(Figure record listings)
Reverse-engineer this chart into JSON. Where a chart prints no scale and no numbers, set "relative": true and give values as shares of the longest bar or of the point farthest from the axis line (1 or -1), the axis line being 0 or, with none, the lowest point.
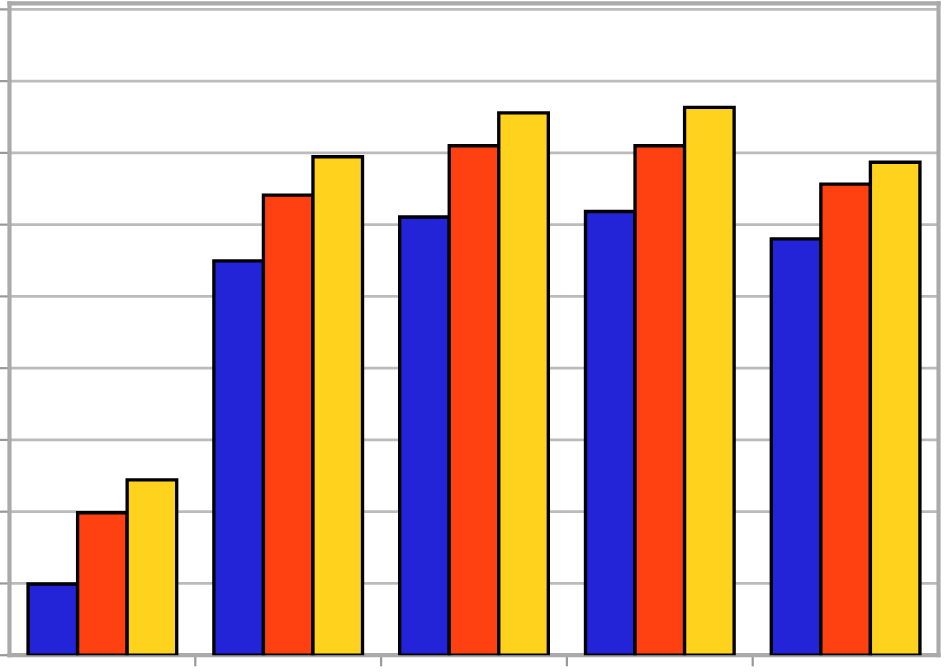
{
  "chart_data": {
    "type": "bar",
    "relative": true,
    "grid": "y",
    "legend": false,
    "categories": [
      null,
      null,
      null,
      null,
      null
    ],
    "series": [
      {
        "color": "#2323d8",
        "values": [
          0.13,
          0.72,
          0.8,
          0.81,
          0.76
        ]
      },
      {
        "color": "#ff4010",
        "values": [
          0.26,
          0.84,
          0.93,
          0.93,
          0.86
        ]
      },
      {
        "color": "#ffd21e",
        "values": [
          0.32,
          0.91,
          0.99,
          1,
          0.9
        ]
      }
    ]
  }
}
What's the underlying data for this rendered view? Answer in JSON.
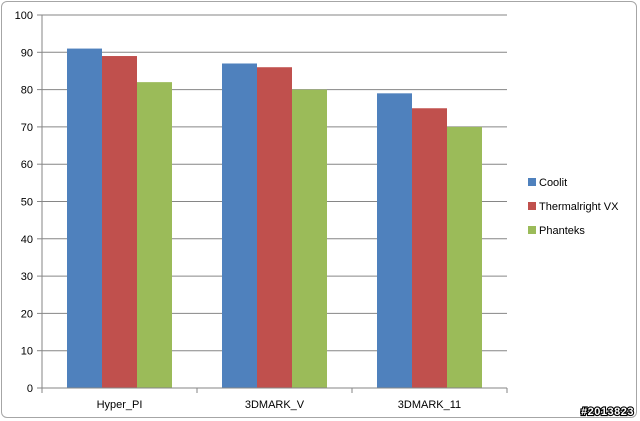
{
  "chart_data": {
    "type": "bar",
    "title": "",
    "xlabel": "",
    "ylabel": "",
    "categories": [
      "Hyper_PI",
      "3DMARK_V",
      "3DMARK_11"
    ],
    "series": [
      {
        "name": "Coolit",
        "values": [
          91,
          87,
          79
        ],
        "color": "#4f81bd"
      },
      {
        "name": "Thermalright VX",
        "values": [
          89,
          86,
          75
        ],
        "color": "#c0504d"
      },
      {
        "name": "Phanteks",
        "values": [
          82,
          80,
          70
        ],
        "color": "#9bbb59"
      }
    ],
    "ylim": [
      0,
      100
    ],
    "yticks": [
      0,
      10,
      20,
      30,
      40,
      50,
      60,
      70,
      80,
      90,
      100
    ],
    "grid": true,
    "legend_position": "right"
  },
  "watermark": "#2013823"
}
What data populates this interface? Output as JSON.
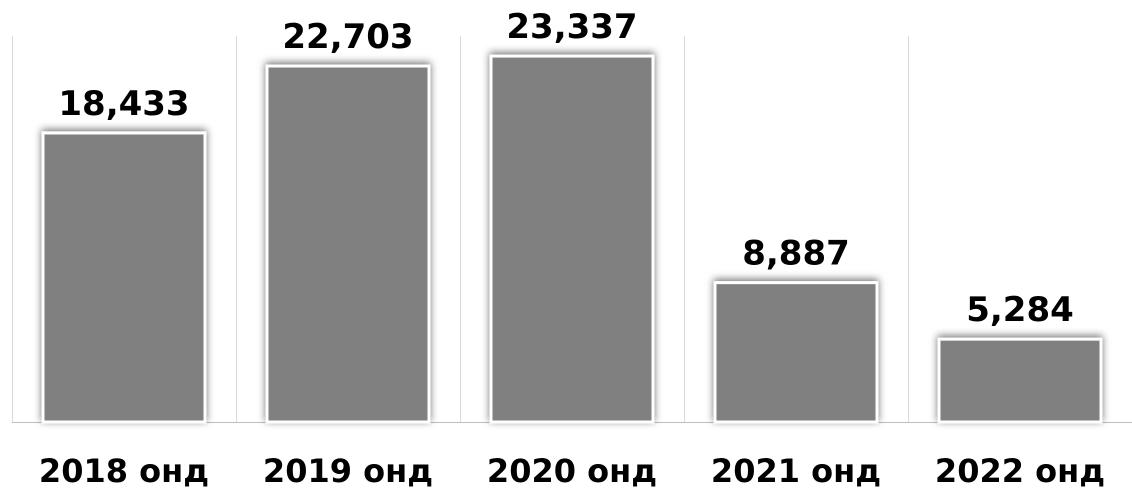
{
  "chart_data": {
    "type": "bar",
    "categories": [
      "2018 онд",
      "2019 онд",
      "2020 онд",
      "2021 онд",
      "2022 онд"
    ],
    "values": [
      18433,
      22703,
      23337,
      8887,
      5284
    ],
    "data_labels": [
      "18,433",
      "22,703",
      "23,337",
      "8,887",
      "5,284"
    ],
    "title": "",
    "xlabel": "",
    "ylabel": "",
    "ylim": [
      0,
      25000
    ],
    "grid": true,
    "legend": "none",
    "colors": {
      "bar": "#808080",
      "bar_outline": "#ffffff",
      "grid": "#d9d9d9",
      "text": "#000000"
    }
  }
}
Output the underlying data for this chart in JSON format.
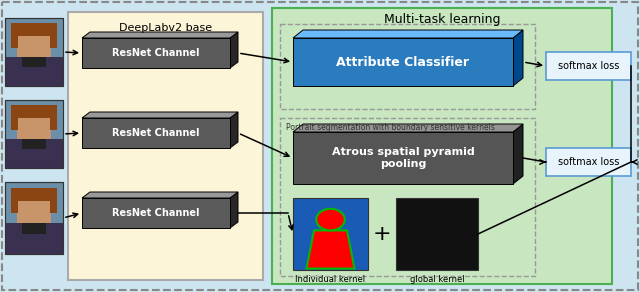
{
  "bg_color": "#cce5f0",
  "deeplab_bg": "#fdf5d8",
  "multitask_bg": "#c8e6c0",
  "multitask_border": "#4caf50",
  "title_multitask": "Multi-task learning",
  "title_deeplab": "DeepLabv2 base",
  "resnet_color": "#5a5a5a",
  "resnet_color_light": "#888888",
  "resnet_color_dark": "#3a3a3a",
  "attr_color": "#2b7bbf",
  "attr_color_light": "#5ba0df",
  "attr_color_dark": "#1a5a8f",
  "attr_label": "Attribute Classifier",
  "aspp_color": "#555555",
  "aspp_color_light": "#888888",
  "aspp_color_dark": "#333333",
  "aspp_label": "Atrous spatial pyramid\npooling",
  "softmax_label": "softmax loss",
  "softmax_color": "#e8f4fb",
  "softmax_border": "#5b9bd5",
  "kernel_label1": "Individual kernel",
  "kernel_label2": "global kernel",
  "seg_label": "Portrait segmentation with boundary sensitive kernels",
  "outer_border": "#888888",
  "dashed_border": "#999999"
}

Goal of the exercise: Pick each line holding the word "underlying" out of the listing.

Reply:
What's the underlying data for this rendered view? Answer in JSON.
Output the underlying data for this chart in JSON format.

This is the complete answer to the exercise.